# [Direction]
Tally every line of the material that includes "студента", then give the tally and nothing else.

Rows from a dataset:
------------------------------------------------------------------------

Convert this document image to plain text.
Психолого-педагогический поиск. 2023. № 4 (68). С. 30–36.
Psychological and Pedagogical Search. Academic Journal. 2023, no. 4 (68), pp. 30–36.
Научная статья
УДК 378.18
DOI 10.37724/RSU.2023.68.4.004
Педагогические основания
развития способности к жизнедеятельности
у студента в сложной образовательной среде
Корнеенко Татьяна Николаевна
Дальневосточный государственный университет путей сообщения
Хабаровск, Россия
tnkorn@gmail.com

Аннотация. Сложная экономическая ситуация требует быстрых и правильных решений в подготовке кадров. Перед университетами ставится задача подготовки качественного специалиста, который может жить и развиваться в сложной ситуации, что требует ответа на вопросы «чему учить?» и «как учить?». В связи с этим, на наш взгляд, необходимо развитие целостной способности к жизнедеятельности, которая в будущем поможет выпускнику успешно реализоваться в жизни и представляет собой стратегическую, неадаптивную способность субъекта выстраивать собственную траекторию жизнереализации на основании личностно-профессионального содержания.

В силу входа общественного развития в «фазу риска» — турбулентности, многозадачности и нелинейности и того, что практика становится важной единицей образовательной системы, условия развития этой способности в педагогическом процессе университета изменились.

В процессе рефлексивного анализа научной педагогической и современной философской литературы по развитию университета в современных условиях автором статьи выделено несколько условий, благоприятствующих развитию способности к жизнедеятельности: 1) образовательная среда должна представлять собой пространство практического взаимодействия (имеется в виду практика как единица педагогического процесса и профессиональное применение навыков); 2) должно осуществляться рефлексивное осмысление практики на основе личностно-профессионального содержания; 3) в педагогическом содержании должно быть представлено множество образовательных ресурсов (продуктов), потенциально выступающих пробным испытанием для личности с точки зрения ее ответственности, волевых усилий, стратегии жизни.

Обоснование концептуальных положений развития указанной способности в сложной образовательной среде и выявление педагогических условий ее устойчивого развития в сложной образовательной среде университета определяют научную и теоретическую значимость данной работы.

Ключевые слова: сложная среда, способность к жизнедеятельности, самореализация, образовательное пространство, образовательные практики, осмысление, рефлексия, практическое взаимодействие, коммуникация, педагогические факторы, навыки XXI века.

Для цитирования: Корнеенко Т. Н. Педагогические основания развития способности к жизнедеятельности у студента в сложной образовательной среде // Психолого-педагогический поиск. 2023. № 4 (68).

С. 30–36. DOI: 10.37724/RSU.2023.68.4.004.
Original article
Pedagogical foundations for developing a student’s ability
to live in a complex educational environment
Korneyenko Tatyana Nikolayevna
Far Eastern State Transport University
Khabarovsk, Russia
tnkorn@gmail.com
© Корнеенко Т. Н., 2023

------------------------------------------------------------------------

# [Complete output]
2